STATED PROBLEM A ▸ In the page on high-dimensional visualization of scientific data, find every bracketed reference number and state the work or system each one is attached to.
STATED PROBLEM B ▸ Continue the page on high-dimensional visualization of scientific data from its last sentence, which introduces FLDA. Keep to its technical voice.

DOCUMENT SEGMENT ▸
High-dimensional Visualizaiton in Scientific Data

Description

When doing experiments, scientists collect information from all kinds of aspects, in order to analyze and explain the observed phenomena. As a result, large amounts of high-dimensional data are produced. Visualization provides an efficient way for mining the many variables, thus accelerating the knowledge discovering process. In our lab, we help domain scientists process and analyze their experiment data, where high-dimensional visualization techniques play an important role.


Multivariate Analysis of Scalar Fields

3D scalar field is a common kind of data in scientific researches. It refers to a data volume where each point in the space are measured with multiple attributes. It is challenging to investigate those attributes, along with their relationships in real-world applications. We facilitate the analysis by providing a visualization that combines parallel coordinates with dimension-reduced projections [2,3]. The parallel coordinates present data values across multiple attributes, while projections are intuitive for displaying data relationships. There is usually a direct rendering of the data volume, whose color mapping is decided using the so-called transfer function. With the parallel coordinates, users can set up different color mappings through brushing on the attribute values. It enables them to quickly link the spatial view with attribute information, which can reveal insights of scientific data patterns. Besides the application, we've also developed a scalable and parallel system [1] on distributed many-core environments, to accelerate the multivariate volume rendering. We evaluated our system with the help with domain experts, and received very positive feedbacks.


Multivariate Analysis of Flow Fields

Flow field is another important kind of scientific data, which describes flow patterns in the ocean and the atmosphere. It helps to interpret complicated phenomena like the emission of carbon dioxide and the spread of pollution. As a supplement, we often extract the pathlines, namely are emulated paths followed by particles in the flow. All kinds of attributes come along with the pathlines, but there is a lack of efficient means for handling them in the flow visualization practice. Regarding that, we proposed Lagrangian-based Attribute Space Projection (LASP) [4], where high-dimensional visualization techniques are applied to help analyze the pathline data.

In LASP, we regard each pathline as a point in the feature space. Distances are measured by accumulating multi-variate distances between pathlines across multiple time stamps. With the distances, we use a projection to show similarities among the pathlines ((a) in the above image). We also show the detailed attribute information with a scatterplot matrix ((b) in the above image). Users can link the features with pathlines via brushing and linking interactions.

However, it's somehow low-efficient to explore data features depending merely on users' interactions. Automatic feature detection algorithms can be adopted to facilitate the analysis. We propose a novel approach called FLDA [5] for unsteady flow field studies.

DATA SECTION ▸
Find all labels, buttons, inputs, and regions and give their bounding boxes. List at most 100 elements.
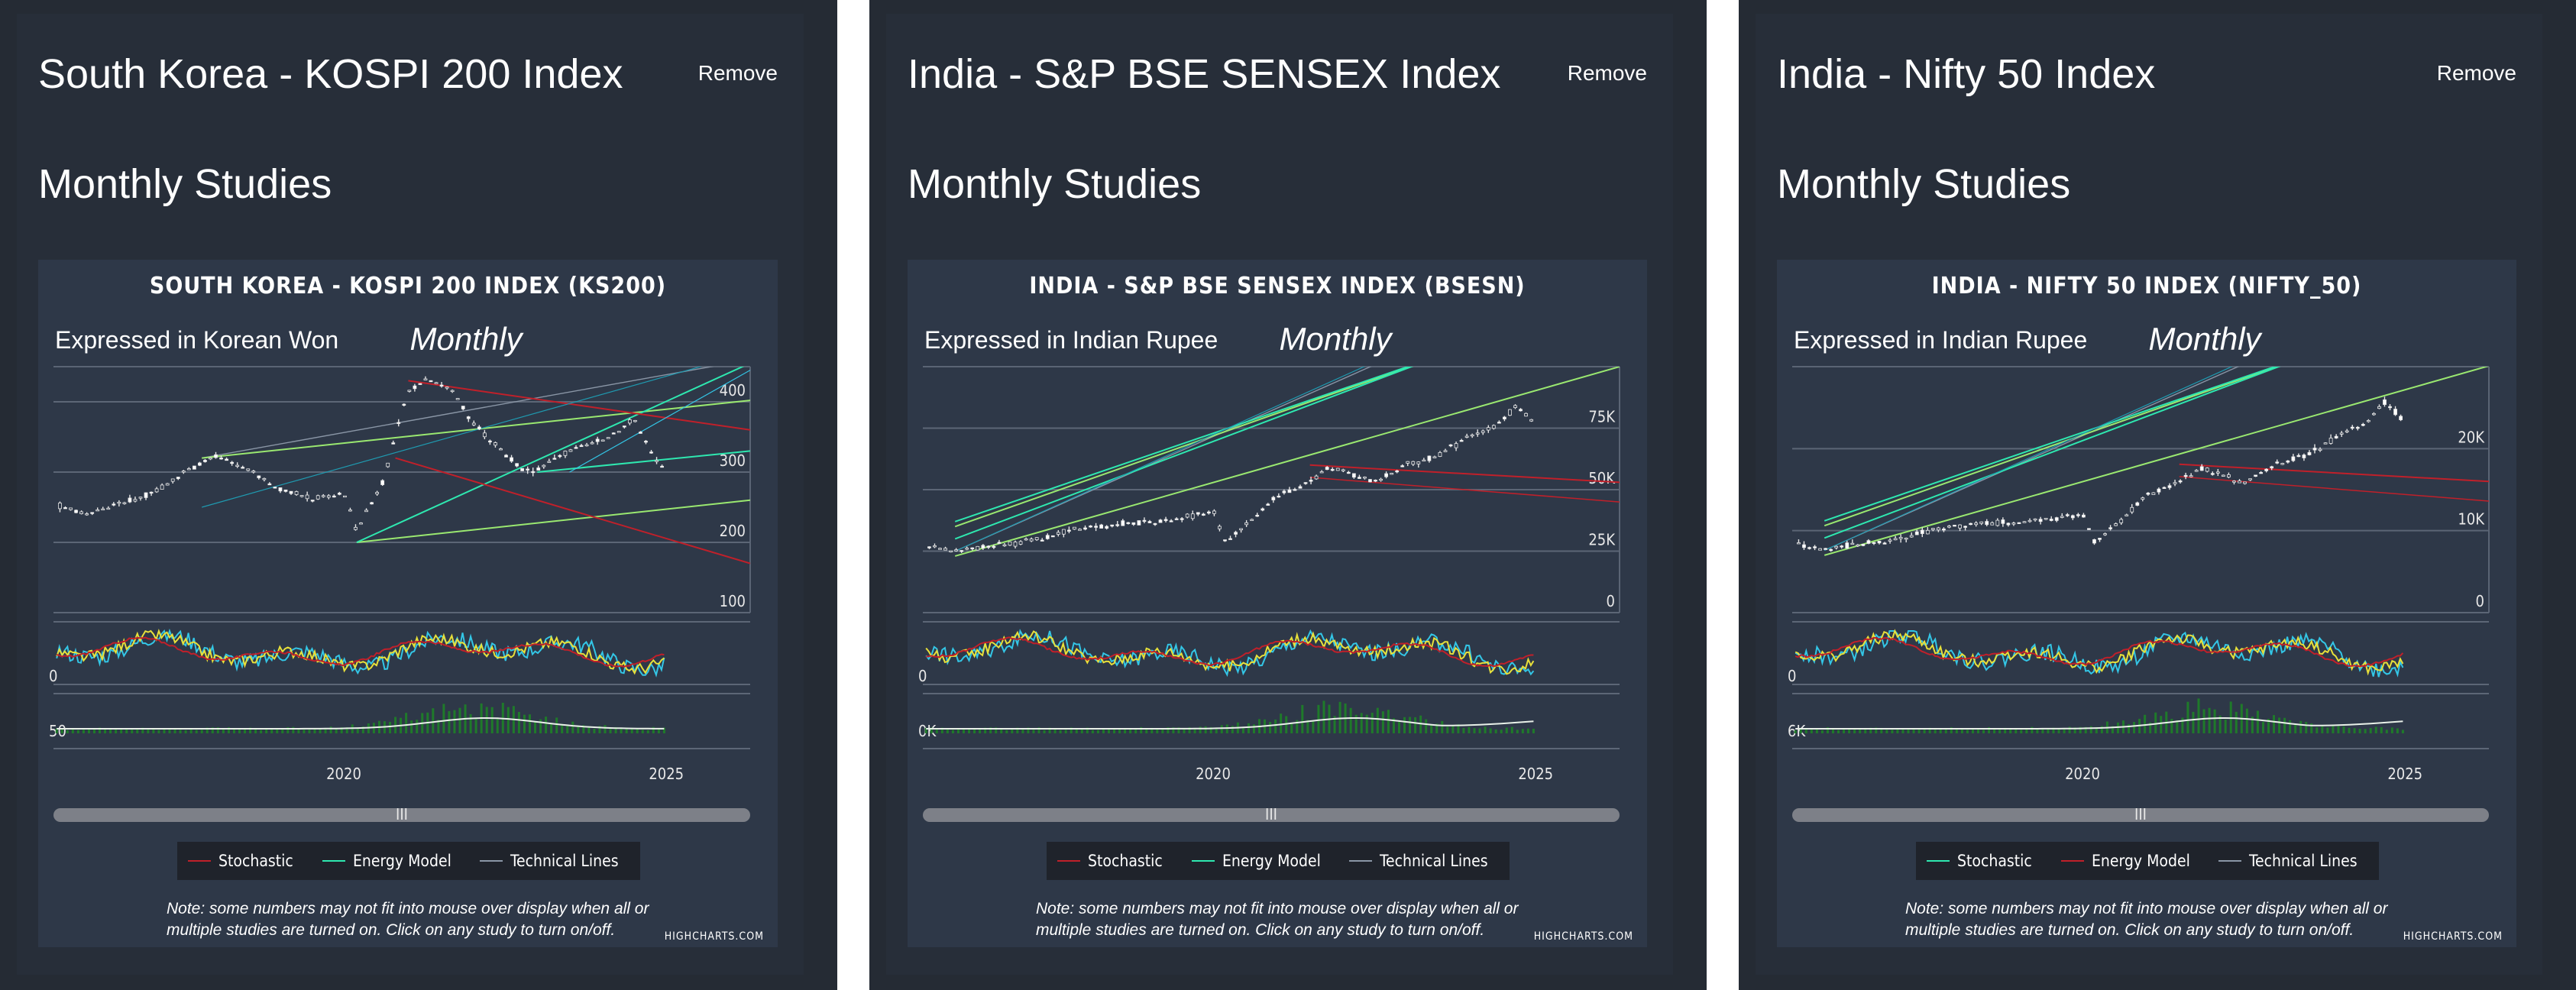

TASK RESULT A ▸
- [1]: the scalable, parallel system on distributed many-core environments built to accelerate multivariate volume rendering
- [2] and [3]: the visualization that combines parallel coordinates with dimension-reduced projections for analyzing scalar fields
- [4]: Lagrangian-based Attribute Space Projection (LASP)
- [5]: FLDA, the approach for unsteady flow field studies

TASK RESULT B ▸
It is based on the Latent Dirichlet Allocation (LDA) model, which is often used in text analysis for topic modeling. In our approach, pathlines and attributes are regarded as documents and words respectively. Topics are generated based on the LDA model, each containing a group of similar pathlines. In the above image, the left part shows the projection of all pathlines, where each small snapshot displays pathlines belonging to one topic. Dimensional details are also provided for each topic as shown in the right part. Different from other methods, our approach clusters pathlines with probabilistic assignment, and aggregates the attributes to meaningful patterns (i.e. topics) at the same time. We evaluated our approach using real-world datasets, and got positive results that demonstrate its effectiveness.


Citation

  1. Hanqi Guo, and Xiaoru Yuan. Design and Application of PKU Scientific Visualization System. In Proceedings of National Annual Conference on High Performance Computing (HPC China 2013), pages 551-558, Guilin, China, Oct. 27 - Oct. 31, 2013. (in Chinese).
    | Paper: pdf (1.3 MB) |
  2. Hanqi Guo, He Xiao, and Xiaoru Yuan. Scalable Multivariate Volume Visualization and Analysis based on Dimension Projection and Parallel Coordinates. IEEE Transactions on Visualization and Computer Graphics, 18(9):1397-1410, 2012.
    | Paper: pdf (860 KB ) |
  3. Hanqi Guo, He Xiao, and Xiaoru Yuan. Multi-Dimensional Transfer Function Design based on Flexible Dimension Projection Embedded in Parallel Coordinates. In proceedings of IEEE Pacific Visualization Symposium (PacificVis 2011), pages 19-26, Hong Kong, March. 1-4, 2011.
    | Paper: pdf (1.13 MB) | Video: mp4 (4.93 MB) |
  4. Hanqi Guo, Fan Hong, Qingya Shu, Jiang Zhang, Jian Huang, and Xiaoru Yuan. Scalable Lagrangian-based Attribute Space Projection for Multivariate Unsteady Flow Data. In Proceedings of IEEE Pacific Visualization Symposium (PacificVis 2014), pages 33-40, Yokohama, Japan, Mar. 4-7, 2014.
    | Paper: pdf (1.6 MB) | Video: mp4 (5.1 MB) |
  5. Fan Hong, Chufan Lai, Hanqi Guo, Enya Shen, Xiaoru Yuan, Sikun Li. FLDA: Latent Dirichlet Allocation Based Unsteady Flow Analysis. IEEE Transactions on Visualization and Computer Graphics (SciVis'14), 20(12):2545-2554, 2014.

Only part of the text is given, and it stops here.